Stored items from a collection:
------------------------------------------------
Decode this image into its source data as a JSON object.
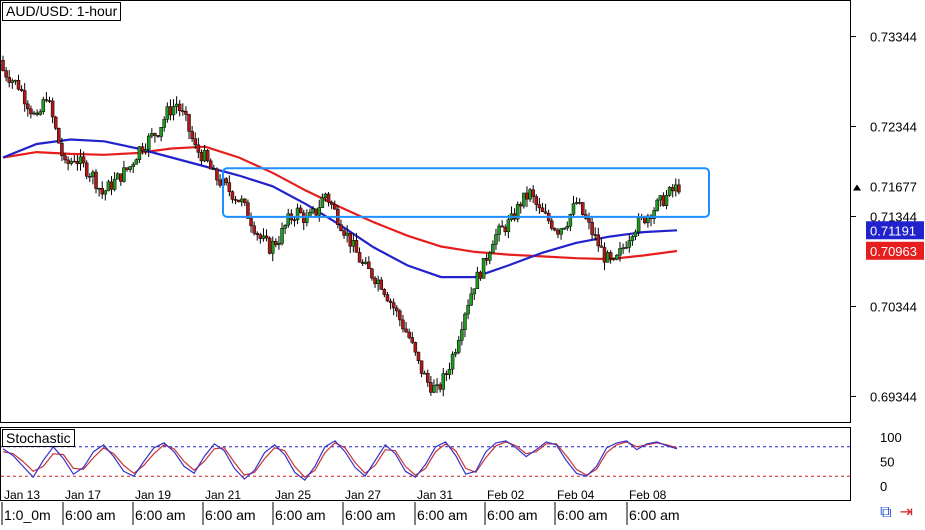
{
  "title": "AUD/USD: 1-hour",
  "indicator_label": "Stochastic",
  "colors": {
    "candle_up": "#1f9a1f",
    "candle_down": "#b01818",
    "ma_fast": "#2222cc",
    "ma_slow": "#e61e1e",
    "box": "#1e90ff",
    "stoch_k": "#3333cc",
    "stoch_d": "#cc3333",
    "stoch_upper": "#2222cc",
    "stoch_lower": "#cc2222"
  },
  "icons": [
    "link-icon",
    "arrow-icon"
  ],
  "chart_data": {
    "type": "candlestick",
    "title": "AUD/USD: 1-hour",
    "y_ticks": [
      0.73344,
      0.72344,
      0.71344,
      0.70344,
      0.69344
    ],
    "ylim": [
      0.6906,
      0.7375
    ],
    "price_labels": [
      {
        "value": 0.71677,
        "text": "0.71677",
        "role": "last-price"
      },
      {
        "value": 0.71191,
        "text": "0.71191",
        "role": "ma-fast"
      },
      {
        "value": 0.70963,
        "text": "0.70963",
        "role": "ma-slow"
      }
    ],
    "x_date_labels": [
      "Jan 13",
      "Jan 17",
      "Jan 19",
      "Jan 21",
      "Jan 25",
      "Jan 27",
      "Jan 31",
      "Feb 02",
      "Feb 04",
      "Feb 08"
    ],
    "x_time_labels": [
      "1:0_0m",
      "6:00 am",
      "6:00 am",
      "6:00 am",
      "6:00 am",
      "6:00 am",
      "6:00 am",
      "6:00 am",
      "6:00 am",
      "6:00 am"
    ],
    "close": [
      0.73,
      0.729,
      0.728,
      0.726,
      0.724,
      0.727,
      0.723,
      0.719,
      0.72,
      0.719,
      0.718,
      0.716,
      0.717,
      0.718,
      0.719,
      0.721,
      0.722,
      0.723,
      0.725,
      0.726,
      0.724,
      0.721,
      0.72,
      0.718,
      0.717,
      0.716,
      0.715,
      0.713,
      0.711,
      0.71,
      0.711,
      0.713,
      0.714,
      0.713,
      0.714,
      0.716,
      0.714,
      0.712,
      0.71,
      0.708,
      0.707,
      0.706,
      0.704,
      0.702,
      0.7,
      0.697,
      0.695,
      0.694,
      0.696,
      0.699,
      0.703,
      0.706,
      0.708,
      0.711,
      0.712,
      0.713,
      0.715,
      0.716,
      0.714,
      0.713,
      0.712,
      0.713,
      0.715,
      0.713,
      0.711,
      0.709,
      0.708,
      0.71,
      0.712,
      0.713,
      0.714,
      0.715,
      0.716,
      0.7168
    ],
    "series": [
      {
        "name": "MA fast",
        "values": [
          0.72,
          0.7215,
          0.722,
          0.7218,
          0.721,
          0.72,
          0.719,
          0.718,
          0.7168,
          0.7148,
          0.7125,
          0.71,
          0.708,
          0.7067,
          0.7067,
          0.708,
          0.7094,
          0.7105,
          0.7112,
          0.7117,
          0.7119
        ]
      },
      {
        "name": "MA slow",
        "values": [
          0.72,
          0.7206,
          0.7204,
          0.7203,
          0.7205,
          0.721,
          0.7212,
          0.72,
          0.7183,
          0.7163,
          0.7145,
          0.7128,
          0.7113,
          0.7101,
          0.7095,
          0.7092,
          0.709,
          0.7088,
          0.7087,
          0.7091,
          0.7096
        ]
      }
    ],
    "stochastic": {
      "y_ticks": [
        100,
        50,
        0
      ],
      "levels": [
        80,
        20
      ],
      "k": [
        76,
        62,
        40,
        18,
        52,
        80,
        56,
        24,
        38,
        70,
        84,
        60,
        30,
        20,
        50,
        78,
        88,
        70,
        40,
        26,
        60,
        86,
        72,
        36,
        14,
        32,
        68,
        84,
        64,
        28,
        12,
        40,
        80,
        92,
        70,
        38,
        20,
        52,
        84,
        66,
        30,
        18,
        44,
        80,
        90,
        62,
        24,
        30,
        70,
        88,
        92,
        78,
        60,
        74,
        90,
        84,
        52,
        26,
        20,
        40,
        78,
        88,
        92,
        74,
        86,
        90,
        82,
        76
      ],
      "d": [
        70,
        66,
        50,
        30,
        40,
        66,
        64,
        36,
        34,
        58,
        78,
        66,
        42,
        26,
        42,
        66,
        84,
        76,
        50,
        32,
        50,
        76,
        78,
        48,
        22,
        28,
        56,
        78,
        72,
        40,
        18,
        32,
        68,
        88,
        78,
        48,
        26,
        42,
        74,
        72,
        40,
        22,
        36,
        70,
        86,
        72,
        36,
        28,
        58,
        82,
        90,
        82,
        66,
        70,
        86,
        86,
        62,
        34,
        22,
        34,
        68,
        84,
        90,
        80,
        84,
        88,
        84,
        78
      ]
    }
  }
}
------------------------------------------------
• _Task to complete_:
Skipping the pictures, transcribe each line above exactly as it appears.

• _Worked solution_:
Decode this image into its source data as a JSON object.
{
  "title": "AUD/USD: 1-hour",
  "indicator_label": "Stochastic",
  "colors": {
    "candle_up": "#1f9a1f",
    "candle_down": "#b01818",
    "ma_fast": "#2222cc",
    "ma_slow": "#e61e1e",
    "box": "#1e90ff",
    "stoch_k": "#3333cc",
    "stoch_d": "#cc3333",
    "stoch_upper": "#2222cc",
    "stoch_lower": "#cc2222"
  },
  "icons": [
    "link-icon",
    "arrow-icon"
  ],
  "chart_data": {
    "type": "candlestick",
    "title": "AUD/USD: 1-hour",
    "y_ticks": [
      0.73344,
      0.72344,
      0.71344,
      0.70344,
      0.69344
    ],
    "ylim": [
      0.6906,
      0.7375
    ],
    "price_labels": [
      {
        "value": 0.71677,
        "text": "0.71677",
        "role": "last-price"
      },
      {
        "value": 0.71191,
        "text": "0.71191",
        "role": "ma-fast"
      },
      {
        "value": 0.70963,
        "text": "0.70963",
        "role": "ma-slow"
      }
    ],
    "x_date_labels": [
      "Jan 13",
      "Jan 17",
      "Jan 19",
      "Jan 21",
      "Jan 25",
      "Jan 27",
      "Jan 31",
      "Feb 02",
      "Feb 04",
      "Feb 08"
    ],
    "x_time_labels": [
      "1:0_0m",
      "6:00 am",
      "6:00 am",
      "6:00 am",
      "6:00 am",
      "6:00 am",
      "6:00 am",
      "6:00 am",
      "6:00 am",
      "6:00 am"
    ],
    "close": [
      0.73,
      0.729,
      0.728,
      0.726,
      0.724,
      0.727,
      0.723,
      0.719,
      0.72,
      0.719,
      0.718,
      0.716,
      0.717,
      0.718,
      0.719,
      0.721,
      0.722,
      0.723,
      0.725,
      0.726,
      0.724,
      0.721,
      0.72,
      0.718,
      0.717,
      0.716,
      0.715,
      0.713,
      0.711,
      0.71,
      0.711,
      0.713,
      0.714,
      0.713,
      0.714,
      0.716,
      0.714,
      0.712,
      0.71,
      0.708,
      0.707,
      0.706,
      0.704,
      0.702,
      0.7,
      0.697,
      0.695,
      0.694,
      0.696,
      0.699,
      0.703,
      0.706,
      0.708,
      0.711,
      0.712,
      0.713,
      0.715,
      0.716,
      0.714,
      0.713,
      0.712,
      0.713,
      0.715,
      0.713,
      0.711,
      0.709,
      0.708,
      0.71,
      0.712,
      0.713,
      0.714,
      0.715,
      0.716,
      0.7168
    ],
    "series": [
      {
        "name": "MA fast",
        "values": [
          0.72,
          0.7215,
          0.722,
          0.7218,
          0.721,
          0.72,
          0.719,
          0.718,
          0.7168,
          0.7148,
          0.7125,
          0.71,
          0.708,
          0.7067,
          0.7067,
          0.708,
          0.7094,
          0.7105,
          0.7112,
          0.7117,
          0.7119
        ]
      },
      {
        "name": "MA slow",
        "values": [
          0.72,
          0.7206,
          0.7204,
          0.7203,
          0.7205,
          0.721,
          0.7212,
          0.72,
          0.7183,
          0.7163,
          0.7145,
          0.7128,
          0.7113,
          0.7101,
          0.7095,
          0.7092,
          0.709,
          0.7088,
          0.7087,
          0.7091,
          0.7096
        ]
      }
    ],
    "stochastic": {
      "y_ticks": [
        100,
        50,
        0
      ],
      "levels": [
        80,
        20
      ],
      "k": [
        76,
        62,
        40,
        18,
        52,
        80,
        56,
        24,
        38,
        70,
        84,
        60,
        30,
        20,
        50,
        78,
        88,
        70,
        40,
        26,
        60,
        86,
        72,
        36,
        14,
        32,
        68,
        84,
        64,
        28,
        12,
        40,
        80,
        92,
        70,
        38,
        20,
        52,
        84,
        66,
        30,
        18,
        44,
        80,
        90,
        62,
        24,
        30,
        70,
        88,
        92,
        78,
        60,
        74,
        90,
        84,
        52,
        26,
        20,
        40,
        78,
        88,
        92,
        74,
        86,
        90,
        82,
        76
      ],
      "d": [
        70,
        66,
        50,
        30,
        40,
        66,
        64,
        36,
        34,
        58,
        78,
        66,
        42,
        26,
        42,
        66,
        84,
        76,
        50,
        32,
        50,
        76,
        78,
        48,
        22,
        28,
        56,
        78,
        72,
        40,
        18,
        32,
        68,
        88,
        78,
        48,
        26,
        42,
        74,
        72,
        40,
        22,
        36,
        70,
        86,
        72,
        36,
        28,
        58,
        82,
        90,
        82,
        66,
        70,
        86,
        86,
        62,
        34,
        22,
        34,
        68,
        84,
        90,
        80,
        84,
        88,
        84,
        78
      ]
    }
  }
}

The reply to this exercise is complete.